TASK REQUIREMENTS: What lines of the data include the string "JSON"? Copy them all.

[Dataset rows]

-- Start --

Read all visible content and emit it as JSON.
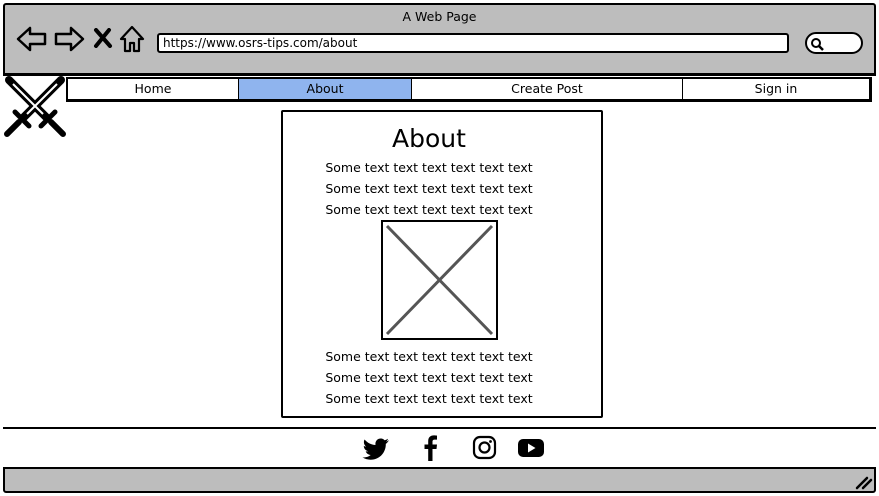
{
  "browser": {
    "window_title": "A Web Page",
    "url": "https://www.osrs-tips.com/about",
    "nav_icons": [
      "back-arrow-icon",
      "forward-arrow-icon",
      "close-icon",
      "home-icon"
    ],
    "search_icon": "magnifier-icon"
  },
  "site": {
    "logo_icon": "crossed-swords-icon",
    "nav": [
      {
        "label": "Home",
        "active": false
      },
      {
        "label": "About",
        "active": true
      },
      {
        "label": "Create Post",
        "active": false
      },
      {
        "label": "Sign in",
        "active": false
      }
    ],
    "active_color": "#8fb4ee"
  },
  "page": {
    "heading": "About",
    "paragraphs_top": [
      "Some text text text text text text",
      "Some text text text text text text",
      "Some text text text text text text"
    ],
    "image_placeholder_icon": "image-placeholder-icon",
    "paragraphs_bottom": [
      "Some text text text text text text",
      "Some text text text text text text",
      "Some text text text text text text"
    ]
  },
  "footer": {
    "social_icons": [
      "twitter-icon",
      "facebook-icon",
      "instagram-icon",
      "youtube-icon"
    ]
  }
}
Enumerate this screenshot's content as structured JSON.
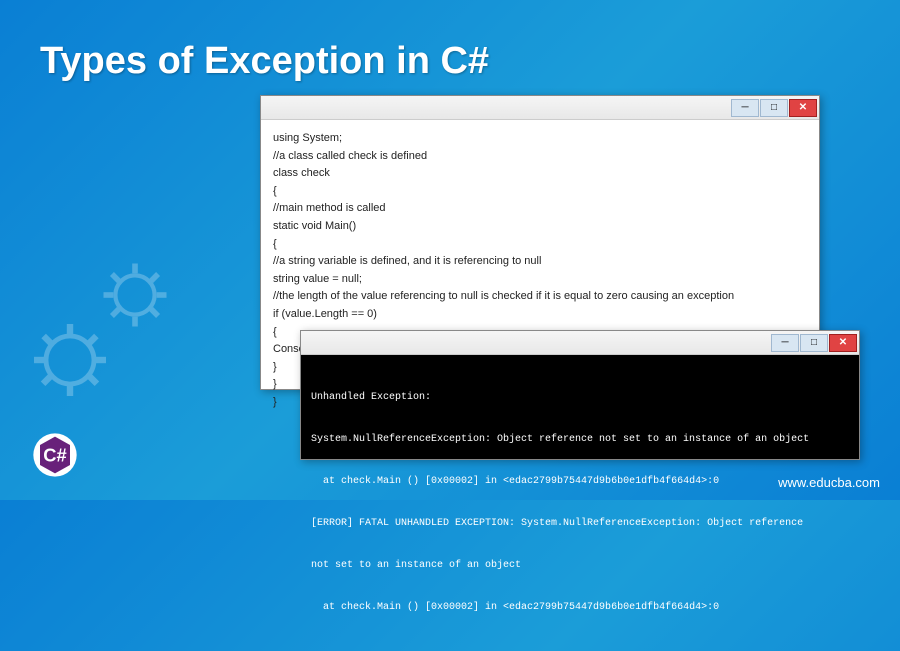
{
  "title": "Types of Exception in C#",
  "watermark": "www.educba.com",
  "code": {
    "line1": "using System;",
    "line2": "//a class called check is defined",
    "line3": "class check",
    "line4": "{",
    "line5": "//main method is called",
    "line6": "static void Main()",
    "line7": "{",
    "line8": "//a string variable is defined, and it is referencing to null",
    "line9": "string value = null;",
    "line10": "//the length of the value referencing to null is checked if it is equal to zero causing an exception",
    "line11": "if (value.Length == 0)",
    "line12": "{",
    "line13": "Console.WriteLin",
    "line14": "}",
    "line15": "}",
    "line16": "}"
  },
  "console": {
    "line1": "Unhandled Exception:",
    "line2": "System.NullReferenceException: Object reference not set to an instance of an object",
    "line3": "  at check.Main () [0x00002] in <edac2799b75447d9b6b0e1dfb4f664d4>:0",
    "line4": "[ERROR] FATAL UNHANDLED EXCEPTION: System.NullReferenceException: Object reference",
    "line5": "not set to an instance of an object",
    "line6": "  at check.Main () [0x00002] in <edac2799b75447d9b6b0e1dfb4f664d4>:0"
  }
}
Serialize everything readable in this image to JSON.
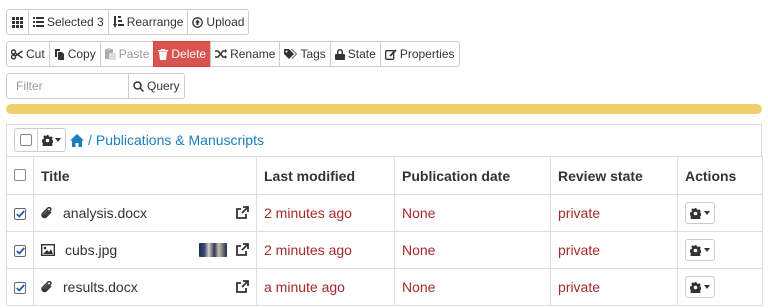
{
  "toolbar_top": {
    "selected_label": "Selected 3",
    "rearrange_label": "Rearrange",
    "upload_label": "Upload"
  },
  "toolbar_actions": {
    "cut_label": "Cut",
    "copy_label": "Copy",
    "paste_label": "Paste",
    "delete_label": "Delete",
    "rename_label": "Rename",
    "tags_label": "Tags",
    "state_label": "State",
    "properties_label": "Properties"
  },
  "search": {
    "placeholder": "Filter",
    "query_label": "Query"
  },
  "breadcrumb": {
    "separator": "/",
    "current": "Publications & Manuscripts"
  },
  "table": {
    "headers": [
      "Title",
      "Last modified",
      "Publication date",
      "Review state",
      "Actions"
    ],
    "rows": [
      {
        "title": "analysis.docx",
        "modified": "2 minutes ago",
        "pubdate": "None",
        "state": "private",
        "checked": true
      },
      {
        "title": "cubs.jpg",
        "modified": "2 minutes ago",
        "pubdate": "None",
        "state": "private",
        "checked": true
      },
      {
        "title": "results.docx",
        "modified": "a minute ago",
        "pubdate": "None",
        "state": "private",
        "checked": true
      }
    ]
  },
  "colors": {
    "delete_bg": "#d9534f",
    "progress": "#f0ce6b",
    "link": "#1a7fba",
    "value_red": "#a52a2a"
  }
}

-- End --

RESPONSE TO THIS EXERCISE:
Read all visible content and emit it as JSON.
Enumerate this screenshot's content as structured JSON.
Serialize everything readable in this image to JSON.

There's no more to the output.